◆ DATA EXCERPTS

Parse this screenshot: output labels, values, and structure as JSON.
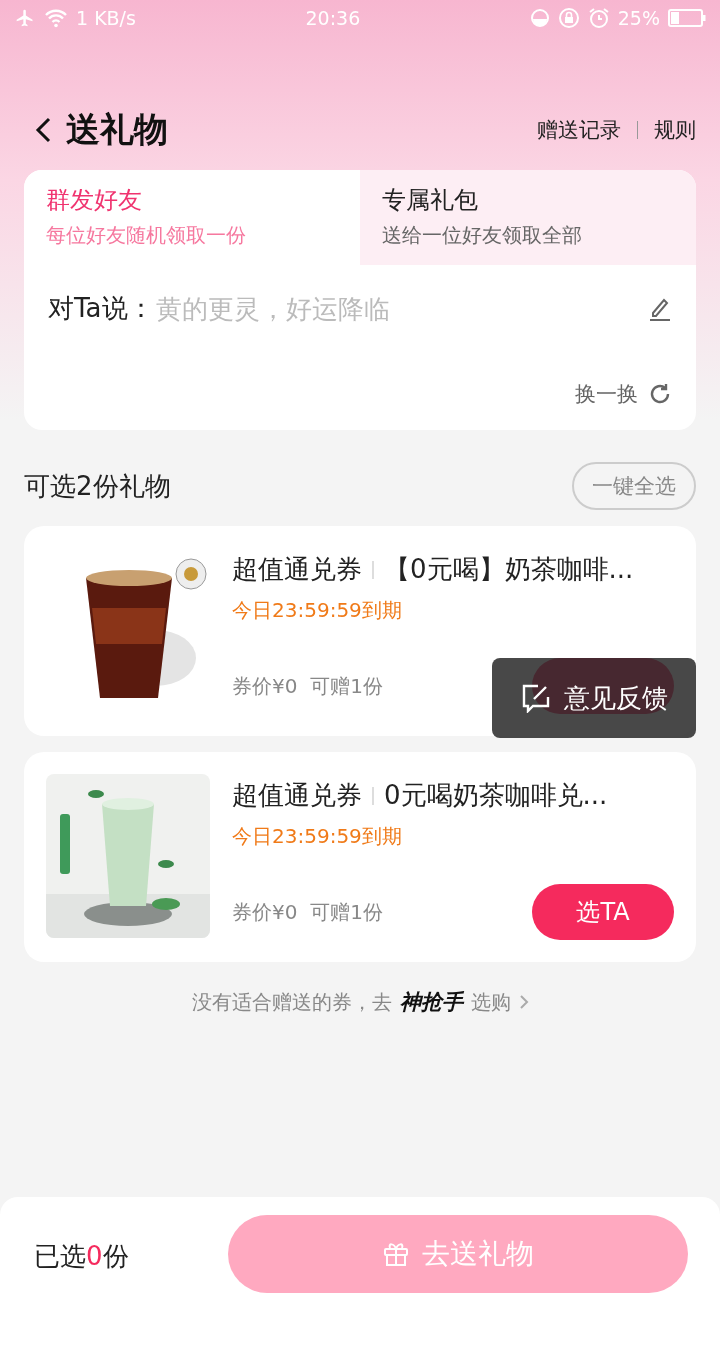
{
  "status_bar": {
    "speed": "1 KB/s",
    "time": "20:36",
    "battery": "25%"
  },
  "header": {
    "title": "送礼物",
    "links": [
      "赠送记录",
      "规则"
    ]
  },
  "tabs": [
    {
      "label": "群发好友",
      "sub": "每位好友随机领取一份",
      "selected": true
    },
    {
      "label": "专属礼包",
      "sub": "送给一位好友领取全部",
      "selected": false
    }
  ],
  "message": {
    "label": "对Ta说：",
    "placeholder": "黄的更灵，好运降临",
    "refresh": "换一换"
  },
  "section": {
    "title": "可选2份礼物",
    "select_all": "一键全选"
  },
  "gifts": [
    {
      "tag": "超值通兑券",
      "name": "【0元喝】奶茶咖啡...",
      "expiry": "今日23:59:59到期",
      "price": "券价¥0",
      "count": "可赠1份",
      "kind": "picture"
    },
    {
      "tag": "超值通兑券",
      "name": "0元喝奶茶咖啡兑...",
      "expiry": "今日23:59:59到期",
      "price": "券价¥0",
      "count": "可赠1份",
      "kind": "picture",
      "button": "选TA"
    }
  ],
  "feedback": {
    "label": "意见反馈"
  },
  "footer_note": {
    "text": "没有适合赠送的券，去",
    "logo": "神抢手",
    "link": "选购"
  },
  "bottom_bar": {
    "prefix": "已选",
    "count": "0",
    "suffix": "份",
    "button": "去送礼物"
  }
}
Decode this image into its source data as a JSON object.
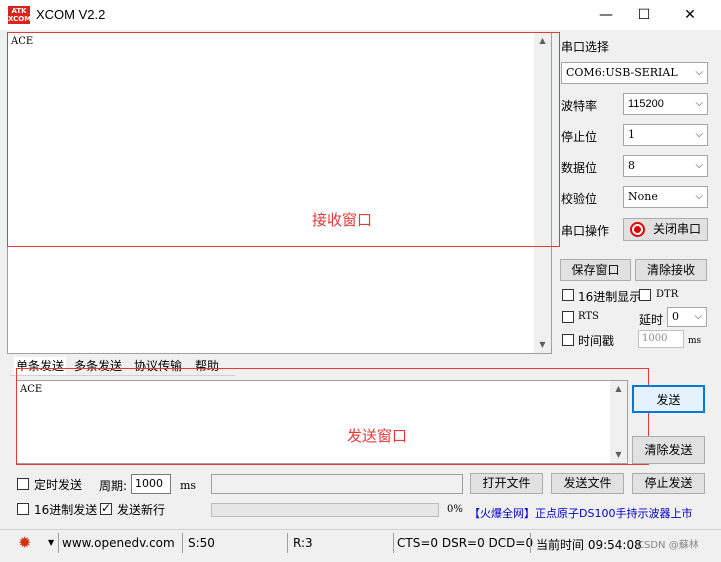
{
  "window": {
    "logo_text": "ATK\nXCOM",
    "title": "XCOM V2.2",
    "minimize": "—",
    "maximize": "☐",
    "close": "✕"
  },
  "receive": {
    "content": "ACE",
    "annotation": "接收窗口"
  },
  "port": {
    "section_label": "串口选择",
    "port_value": "COM6:USB-SERIAL",
    "baud_label": "波特率",
    "baud_value": "115200",
    "stop_label": "停止位",
    "stop_value": "1",
    "data_label": "数据位",
    "data_value": "8",
    "parity_label": "校验位",
    "parity_value": "None",
    "op_label": "串口操作",
    "close_port_label": "关闭串口",
    "status_color": "#e00000"
  },
  "controls": {
    "save_window": "保存窗口",
    "clear_receive": "清除接收",
    "hex_display": "16进制显示",
    "dtr": "DTR",
    "rts": "RTS",
    "delay_label": "延时",
    "delay_value": "0",
    "timestamp": "时间戳",
    "timestamp_value": "1000",
    "ms": "ms"
  },
  "tabs": [
    "单条发送",
    "多条发送",
    "协议传输",
    "帮助"
  ],
  "send": {
    "content": "ACE",
    "annotation": "发送窗口",
    "send_button": "发送",
    "clear_send": "清除发送"
  },
  "bottom": {
    "timed_send": "定时发送",
    "period_label": "周期:",
    "period_value": "1000",
    "ms": "ms",
    "open_file": "打开文件",
    "send_file": "发送文件",
    "stop_send": "停止发送",
    "hex_send": "16进制发送",
    "send_newline": "发送新行",
    "progress_text": "0%",
    "progress": 0,
    "ad_text": "【火爆全网】正点原子DS100手持示波器上市"
  },
  "status": {
    "url": "www.openedv.com",
    "sent": "S:50",
    "received": "R:3",
    "lines": "CTS=0 DSR=0 DCD=0",
    "time": "当前时间 09:54:08",
    "watermark": "CSDN @蘇林"
  }
}
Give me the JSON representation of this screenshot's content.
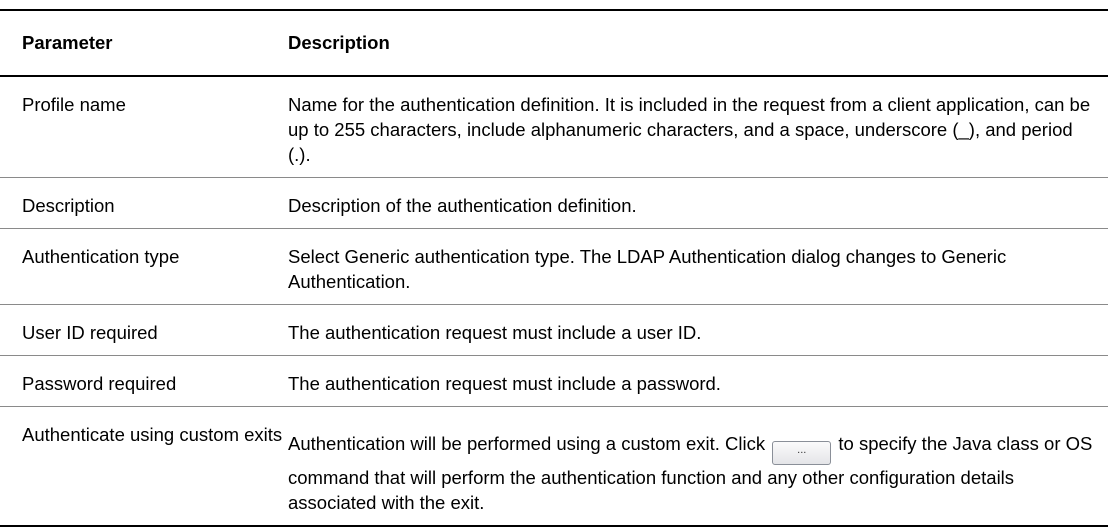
{
  "table": {
    "headers": {
      "parameter": "Parameter",
      "description": "Description"
    },
    "rows": [
      {
        "parameter": "Profile name",
        "description": "Name for the authentication definition. It is included in the request from a client application, can be up to 255 characters, include alphanumeric characters, and a space, underscore (_), and period (.)."
      },
      {
        "parameter": "Description",
        "description": "Description of the authentication definition."
      },
      {
        "parameter": "Authentication type",
        "description": "Select Generic authentication type. The LDAP Authentication dialog changes to Generic Authentication."
      },
      {
        "parameter": "User ID required",
        "description": "The authentication request must include a user ID."
      },
      {
        "parameter": "Password required",
        "description": "The authentication request must include a password."
      },
      {
        "parameter": "Authenticate using custom exits",
        "description_before": "Authentication will be performed using a custom exit. Click",
        "button_label": "...",
        "description_after": "to specify the Java class or OS command that will perform the authentication function and any other configuration details associated with the exit."
      }
    ]
  }
}
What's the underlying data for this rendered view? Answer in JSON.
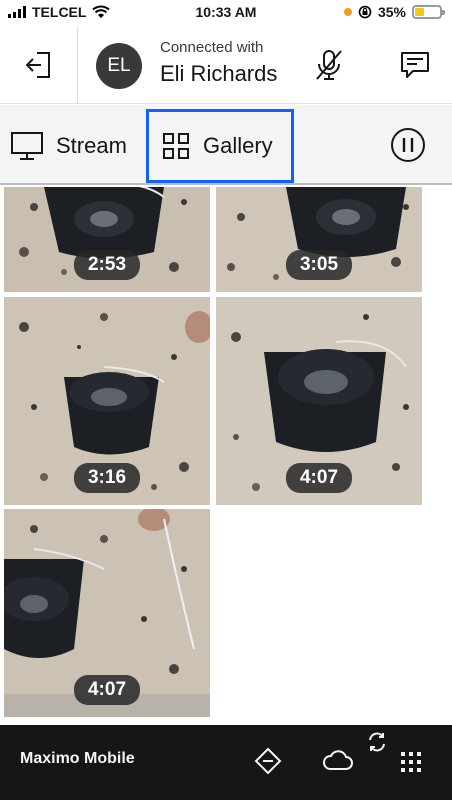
{
  "status_bar": {
    "carrier": "TELCEL",
    "time": "10:33 AM",
    "battery": "35%",
    "battery_level": 0.35,
    "icons": [
      "signal-icon",
      "wifi-icon",
      "location-icon",
      "screen-lock-icon",
      "battery-icon"
    ]
  },
  "header": {
    "avatar_initials": "EL",
    "connected_label": "Connected with",
    "connected_name": "Eli Richards",
    "icons": [
      "exit-icon",
      "mic-off-icon",
      "chat-icon"
    ]
  },
  "tabs": {
    "stream_label": "Stream",
    "gallery_label": "Gallery",
    "selected": "Gallery",
    "icons": [
      "monitor-icon",
      "grid-icon",
      "pause-icon"
    ]
  },
  "gallery": {
    "items": [
      {
        "duration": "2:53"
      },
      {
        "duration": "3:05"
      },
      {
        "duration": "3:16"
      },
      {
        "duration": "4:07"
      },
      {
        "duration": "4:07"
      }
    ]
  },
  "bottom_bar": {
    "app_name": "Maximo Mobile",
    "icons": [
      "navigation-icon",
      "cloud-icon",
      "sync-icon",
      "apps-grid-icon"
    ]
  },
  "colors": {
    "accent": "#0f62fe",
    "bottom_bar": "#161616",
    "tab_bg": "#f4f4f4",
    "badge": "#282828"
  }
}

◆ TASK TO COMPLETE
Find every line that includes the string "this". Report how many there are and nothing else.

◆ OUTPUT BELOW
4